■ Aim:
From the listing, collect all lines containing the word "Code".

■ ■ ■

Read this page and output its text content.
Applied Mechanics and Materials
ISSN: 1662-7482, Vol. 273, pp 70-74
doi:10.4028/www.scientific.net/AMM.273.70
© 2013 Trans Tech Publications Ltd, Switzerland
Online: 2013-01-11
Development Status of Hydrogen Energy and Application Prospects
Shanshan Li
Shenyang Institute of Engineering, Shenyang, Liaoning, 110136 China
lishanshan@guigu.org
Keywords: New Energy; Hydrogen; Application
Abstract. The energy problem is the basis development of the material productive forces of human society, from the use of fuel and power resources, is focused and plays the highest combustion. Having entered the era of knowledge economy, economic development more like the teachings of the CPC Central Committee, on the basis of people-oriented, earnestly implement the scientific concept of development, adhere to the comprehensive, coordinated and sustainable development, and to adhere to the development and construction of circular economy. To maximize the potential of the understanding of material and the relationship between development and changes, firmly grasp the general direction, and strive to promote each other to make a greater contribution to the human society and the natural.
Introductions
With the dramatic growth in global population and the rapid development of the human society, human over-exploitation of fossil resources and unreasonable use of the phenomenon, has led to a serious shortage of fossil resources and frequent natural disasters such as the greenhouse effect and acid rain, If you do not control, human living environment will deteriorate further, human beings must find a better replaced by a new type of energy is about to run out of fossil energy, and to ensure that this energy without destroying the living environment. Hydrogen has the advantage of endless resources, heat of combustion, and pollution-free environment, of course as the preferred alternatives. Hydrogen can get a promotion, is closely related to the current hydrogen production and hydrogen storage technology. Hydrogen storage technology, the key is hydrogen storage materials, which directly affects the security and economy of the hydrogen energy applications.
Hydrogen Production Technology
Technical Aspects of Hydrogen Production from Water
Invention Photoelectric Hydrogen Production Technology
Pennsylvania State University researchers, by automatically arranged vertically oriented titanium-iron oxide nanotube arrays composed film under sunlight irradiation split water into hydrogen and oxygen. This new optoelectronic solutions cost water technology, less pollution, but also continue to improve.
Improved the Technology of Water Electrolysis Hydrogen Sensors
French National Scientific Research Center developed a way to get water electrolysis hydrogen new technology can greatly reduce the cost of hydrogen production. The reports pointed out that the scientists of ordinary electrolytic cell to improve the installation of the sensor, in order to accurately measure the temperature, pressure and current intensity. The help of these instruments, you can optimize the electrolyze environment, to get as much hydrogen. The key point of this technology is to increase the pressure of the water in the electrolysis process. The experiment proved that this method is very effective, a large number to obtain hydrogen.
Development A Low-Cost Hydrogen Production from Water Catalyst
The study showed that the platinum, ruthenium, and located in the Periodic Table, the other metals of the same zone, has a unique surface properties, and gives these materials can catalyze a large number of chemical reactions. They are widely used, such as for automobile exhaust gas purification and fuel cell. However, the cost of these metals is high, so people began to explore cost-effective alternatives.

■ ■ ■

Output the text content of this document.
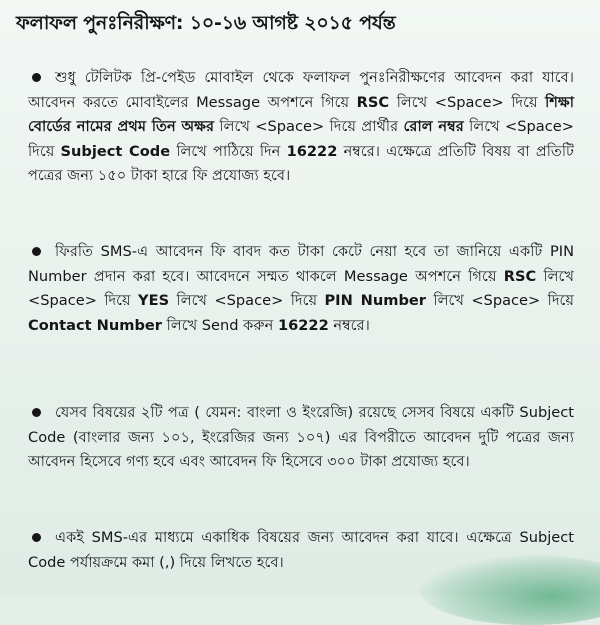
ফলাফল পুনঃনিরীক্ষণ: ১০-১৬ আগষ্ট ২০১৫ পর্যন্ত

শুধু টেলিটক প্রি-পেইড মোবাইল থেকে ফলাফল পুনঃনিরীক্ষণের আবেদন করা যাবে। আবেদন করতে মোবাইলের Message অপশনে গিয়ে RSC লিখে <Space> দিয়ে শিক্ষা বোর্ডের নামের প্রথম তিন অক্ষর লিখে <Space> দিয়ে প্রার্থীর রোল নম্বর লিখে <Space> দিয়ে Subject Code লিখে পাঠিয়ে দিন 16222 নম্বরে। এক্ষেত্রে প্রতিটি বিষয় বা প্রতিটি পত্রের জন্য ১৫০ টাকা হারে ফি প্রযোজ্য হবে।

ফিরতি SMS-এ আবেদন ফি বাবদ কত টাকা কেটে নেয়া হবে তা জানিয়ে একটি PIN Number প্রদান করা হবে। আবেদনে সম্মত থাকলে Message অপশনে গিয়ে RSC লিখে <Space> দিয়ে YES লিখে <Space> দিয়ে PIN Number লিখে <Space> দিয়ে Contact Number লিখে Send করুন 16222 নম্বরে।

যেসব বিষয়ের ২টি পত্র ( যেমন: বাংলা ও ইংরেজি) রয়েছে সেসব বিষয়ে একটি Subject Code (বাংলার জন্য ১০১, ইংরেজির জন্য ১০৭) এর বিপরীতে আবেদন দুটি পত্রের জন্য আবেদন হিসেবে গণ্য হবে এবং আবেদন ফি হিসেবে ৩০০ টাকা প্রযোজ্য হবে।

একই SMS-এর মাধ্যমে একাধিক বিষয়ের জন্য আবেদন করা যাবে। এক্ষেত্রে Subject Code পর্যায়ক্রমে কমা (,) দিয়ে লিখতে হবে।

■ ■ ■

■ Task solution:
শুধু টেলিটক প্রি-পেইড মোবাইল থেকে ফলাফল পুনঃনিরীক্ষণের আবেদন করা যাবে। আবেদন করতে মোবাইলের Message অপশনে গিয়ে RSC লিখে <Space> দিয়ে শিক্ষা বোর্ডের নামের প্রথম তিন অক্ষর লিখে <Space> দিয়ে প্রার্থীর রোল নম্বর লিখে <Space> দিয়ে Subject Code লিখে পাঠিয়ে দিন 16222 নম্বরে। এক্ষেত্রে প্রতিটি বিষয় বা প্রতিটি পত্রের জন্য ১৫০ টাকা হারে ফি প্রযোজ্য হবে।
যেসব বিষয়ের ২টি পত্র ( যেমন: বাংলা ও ইংরেজি) রয়েছে সেসব বিষয়ে একটি Subject Code (বাংলার জন্য ১০১, ইংরেজির জন্য ১০৭) এর বিপরীতে আবেদন দুটি পত্রের জন্য আবেদন হিসেবে গণ্য হবে এবং আবেদন ফি হিসেবে ৩০০ টাকা প্রযোজ্য হবে।
একই SMS-এর মাধ্যমে একাধিক বিষয়ের জন্য আবেদন করা যাবে। এক্ষেত্রে Subject Code পর্যায়ক্রমে কমা (,) দিয়ে লিখতে হবে।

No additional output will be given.